Directions for this task
Tally the lines in the records underneath that contain the string "title", and state the figure by itself.

[Records from a collection of figures]
┌──

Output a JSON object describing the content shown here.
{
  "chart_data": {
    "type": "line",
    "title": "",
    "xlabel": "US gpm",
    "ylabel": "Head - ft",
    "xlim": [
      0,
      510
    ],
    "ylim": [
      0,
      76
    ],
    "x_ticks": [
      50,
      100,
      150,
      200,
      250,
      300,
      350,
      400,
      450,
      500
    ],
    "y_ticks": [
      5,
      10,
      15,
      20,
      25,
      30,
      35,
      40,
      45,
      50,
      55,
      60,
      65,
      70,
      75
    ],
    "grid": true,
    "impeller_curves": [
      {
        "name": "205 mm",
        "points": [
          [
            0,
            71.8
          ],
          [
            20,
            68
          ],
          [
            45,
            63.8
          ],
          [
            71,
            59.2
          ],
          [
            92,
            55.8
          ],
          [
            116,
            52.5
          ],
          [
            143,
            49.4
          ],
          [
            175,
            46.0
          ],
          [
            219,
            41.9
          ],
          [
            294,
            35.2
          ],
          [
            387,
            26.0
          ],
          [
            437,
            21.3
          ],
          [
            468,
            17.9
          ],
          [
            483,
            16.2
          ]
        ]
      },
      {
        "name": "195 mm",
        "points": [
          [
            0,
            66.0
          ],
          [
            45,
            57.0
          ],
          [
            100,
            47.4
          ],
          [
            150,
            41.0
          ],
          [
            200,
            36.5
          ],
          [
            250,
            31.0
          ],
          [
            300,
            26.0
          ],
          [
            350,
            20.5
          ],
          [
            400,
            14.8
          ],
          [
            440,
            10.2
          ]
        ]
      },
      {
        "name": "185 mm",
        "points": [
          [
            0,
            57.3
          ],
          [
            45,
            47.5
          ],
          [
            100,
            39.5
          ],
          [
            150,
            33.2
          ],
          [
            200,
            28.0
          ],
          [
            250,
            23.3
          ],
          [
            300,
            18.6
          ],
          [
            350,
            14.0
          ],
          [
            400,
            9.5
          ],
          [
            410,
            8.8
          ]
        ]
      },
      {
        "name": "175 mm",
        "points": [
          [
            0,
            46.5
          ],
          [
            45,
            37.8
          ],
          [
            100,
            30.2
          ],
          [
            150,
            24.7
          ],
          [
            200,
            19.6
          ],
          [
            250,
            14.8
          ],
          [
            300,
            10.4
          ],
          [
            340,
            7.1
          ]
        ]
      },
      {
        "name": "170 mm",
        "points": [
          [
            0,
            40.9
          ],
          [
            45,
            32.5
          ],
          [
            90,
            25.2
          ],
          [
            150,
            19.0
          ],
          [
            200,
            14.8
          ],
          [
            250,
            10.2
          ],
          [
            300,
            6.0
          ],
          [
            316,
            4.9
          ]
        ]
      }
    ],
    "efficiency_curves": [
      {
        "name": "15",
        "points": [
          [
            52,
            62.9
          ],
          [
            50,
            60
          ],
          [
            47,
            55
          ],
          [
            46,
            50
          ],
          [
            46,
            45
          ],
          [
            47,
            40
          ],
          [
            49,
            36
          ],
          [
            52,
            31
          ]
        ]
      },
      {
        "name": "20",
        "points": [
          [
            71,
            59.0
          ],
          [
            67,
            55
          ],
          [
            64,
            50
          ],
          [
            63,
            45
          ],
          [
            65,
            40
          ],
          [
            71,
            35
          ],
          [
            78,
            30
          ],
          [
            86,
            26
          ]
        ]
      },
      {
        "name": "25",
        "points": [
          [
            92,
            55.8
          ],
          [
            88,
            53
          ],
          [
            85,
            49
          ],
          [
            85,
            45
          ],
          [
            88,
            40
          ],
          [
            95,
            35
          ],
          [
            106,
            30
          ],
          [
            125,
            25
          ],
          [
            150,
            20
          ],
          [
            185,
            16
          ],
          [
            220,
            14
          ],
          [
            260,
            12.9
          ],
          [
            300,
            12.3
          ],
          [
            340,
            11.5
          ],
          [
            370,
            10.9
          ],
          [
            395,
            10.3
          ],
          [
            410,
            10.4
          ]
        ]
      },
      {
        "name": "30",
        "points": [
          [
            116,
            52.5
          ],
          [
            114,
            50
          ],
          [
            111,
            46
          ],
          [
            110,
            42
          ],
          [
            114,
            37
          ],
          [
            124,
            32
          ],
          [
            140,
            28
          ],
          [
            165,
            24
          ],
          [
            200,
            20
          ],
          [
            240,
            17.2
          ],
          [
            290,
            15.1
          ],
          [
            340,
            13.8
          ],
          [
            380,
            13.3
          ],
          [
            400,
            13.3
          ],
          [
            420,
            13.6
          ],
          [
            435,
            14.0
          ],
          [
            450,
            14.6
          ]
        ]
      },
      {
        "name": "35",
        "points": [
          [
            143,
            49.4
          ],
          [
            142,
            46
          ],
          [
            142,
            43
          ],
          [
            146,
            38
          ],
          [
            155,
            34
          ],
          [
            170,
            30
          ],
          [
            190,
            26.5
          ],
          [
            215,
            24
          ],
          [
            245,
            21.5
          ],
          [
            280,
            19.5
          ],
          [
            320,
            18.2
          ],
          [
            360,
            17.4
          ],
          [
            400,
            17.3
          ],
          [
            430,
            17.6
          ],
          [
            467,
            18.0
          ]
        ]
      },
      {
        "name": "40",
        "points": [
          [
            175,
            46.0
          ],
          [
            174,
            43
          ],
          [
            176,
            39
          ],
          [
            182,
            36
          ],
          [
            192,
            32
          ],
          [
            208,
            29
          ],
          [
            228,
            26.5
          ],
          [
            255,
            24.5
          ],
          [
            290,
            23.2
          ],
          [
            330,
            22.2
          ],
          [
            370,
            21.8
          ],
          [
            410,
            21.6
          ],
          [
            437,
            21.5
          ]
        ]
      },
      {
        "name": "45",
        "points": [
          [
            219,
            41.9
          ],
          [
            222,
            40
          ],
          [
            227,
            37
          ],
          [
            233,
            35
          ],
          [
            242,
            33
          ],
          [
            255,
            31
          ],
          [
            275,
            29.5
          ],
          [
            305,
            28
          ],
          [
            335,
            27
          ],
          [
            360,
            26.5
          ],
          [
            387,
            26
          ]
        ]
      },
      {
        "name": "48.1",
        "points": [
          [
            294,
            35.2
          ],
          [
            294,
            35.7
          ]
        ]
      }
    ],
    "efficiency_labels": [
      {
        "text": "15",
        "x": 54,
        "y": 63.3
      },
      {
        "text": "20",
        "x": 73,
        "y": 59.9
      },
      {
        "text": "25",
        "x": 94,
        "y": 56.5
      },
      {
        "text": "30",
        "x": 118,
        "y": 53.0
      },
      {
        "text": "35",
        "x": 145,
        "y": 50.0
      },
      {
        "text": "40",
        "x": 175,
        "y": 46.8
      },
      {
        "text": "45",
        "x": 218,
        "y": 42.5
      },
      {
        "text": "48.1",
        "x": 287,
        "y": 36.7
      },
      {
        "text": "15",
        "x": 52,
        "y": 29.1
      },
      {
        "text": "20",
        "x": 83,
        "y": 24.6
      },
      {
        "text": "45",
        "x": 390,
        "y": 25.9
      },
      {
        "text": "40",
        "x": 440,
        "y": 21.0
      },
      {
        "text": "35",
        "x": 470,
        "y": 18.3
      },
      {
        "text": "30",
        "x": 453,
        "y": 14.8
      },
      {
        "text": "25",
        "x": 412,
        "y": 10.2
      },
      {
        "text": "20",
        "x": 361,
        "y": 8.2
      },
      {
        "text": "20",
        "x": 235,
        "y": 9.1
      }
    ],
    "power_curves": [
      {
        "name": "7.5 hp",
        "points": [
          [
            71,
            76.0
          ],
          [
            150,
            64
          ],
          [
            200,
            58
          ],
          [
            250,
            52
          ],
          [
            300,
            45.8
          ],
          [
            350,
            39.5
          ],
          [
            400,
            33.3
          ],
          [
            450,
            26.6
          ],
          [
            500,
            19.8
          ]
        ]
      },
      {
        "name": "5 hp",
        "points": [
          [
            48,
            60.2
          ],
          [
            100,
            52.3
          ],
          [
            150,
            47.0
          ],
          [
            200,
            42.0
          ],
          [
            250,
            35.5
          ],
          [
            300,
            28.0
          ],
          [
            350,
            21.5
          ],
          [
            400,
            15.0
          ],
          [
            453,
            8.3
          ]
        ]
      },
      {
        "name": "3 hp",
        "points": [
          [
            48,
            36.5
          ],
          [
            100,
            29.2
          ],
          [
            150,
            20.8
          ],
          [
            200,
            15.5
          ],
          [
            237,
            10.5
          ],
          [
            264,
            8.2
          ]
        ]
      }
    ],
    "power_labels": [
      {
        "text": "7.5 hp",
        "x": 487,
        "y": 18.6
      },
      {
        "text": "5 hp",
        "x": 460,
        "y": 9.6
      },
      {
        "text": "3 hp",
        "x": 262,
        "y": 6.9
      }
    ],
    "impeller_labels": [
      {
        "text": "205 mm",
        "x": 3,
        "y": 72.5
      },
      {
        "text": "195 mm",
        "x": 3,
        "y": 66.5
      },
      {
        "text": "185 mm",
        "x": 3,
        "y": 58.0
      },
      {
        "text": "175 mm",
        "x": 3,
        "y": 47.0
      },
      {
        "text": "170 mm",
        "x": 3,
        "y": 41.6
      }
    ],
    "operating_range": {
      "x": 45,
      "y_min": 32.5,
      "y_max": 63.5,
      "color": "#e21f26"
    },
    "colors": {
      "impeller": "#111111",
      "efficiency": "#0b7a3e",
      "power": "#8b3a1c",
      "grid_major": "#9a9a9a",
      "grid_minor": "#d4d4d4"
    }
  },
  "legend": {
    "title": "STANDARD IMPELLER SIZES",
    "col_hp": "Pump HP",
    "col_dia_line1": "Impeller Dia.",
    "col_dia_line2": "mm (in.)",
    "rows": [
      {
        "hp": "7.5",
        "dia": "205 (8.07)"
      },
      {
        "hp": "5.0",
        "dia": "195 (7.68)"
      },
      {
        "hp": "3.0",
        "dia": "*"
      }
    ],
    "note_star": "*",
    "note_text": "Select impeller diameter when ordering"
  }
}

└──

Output for this task
2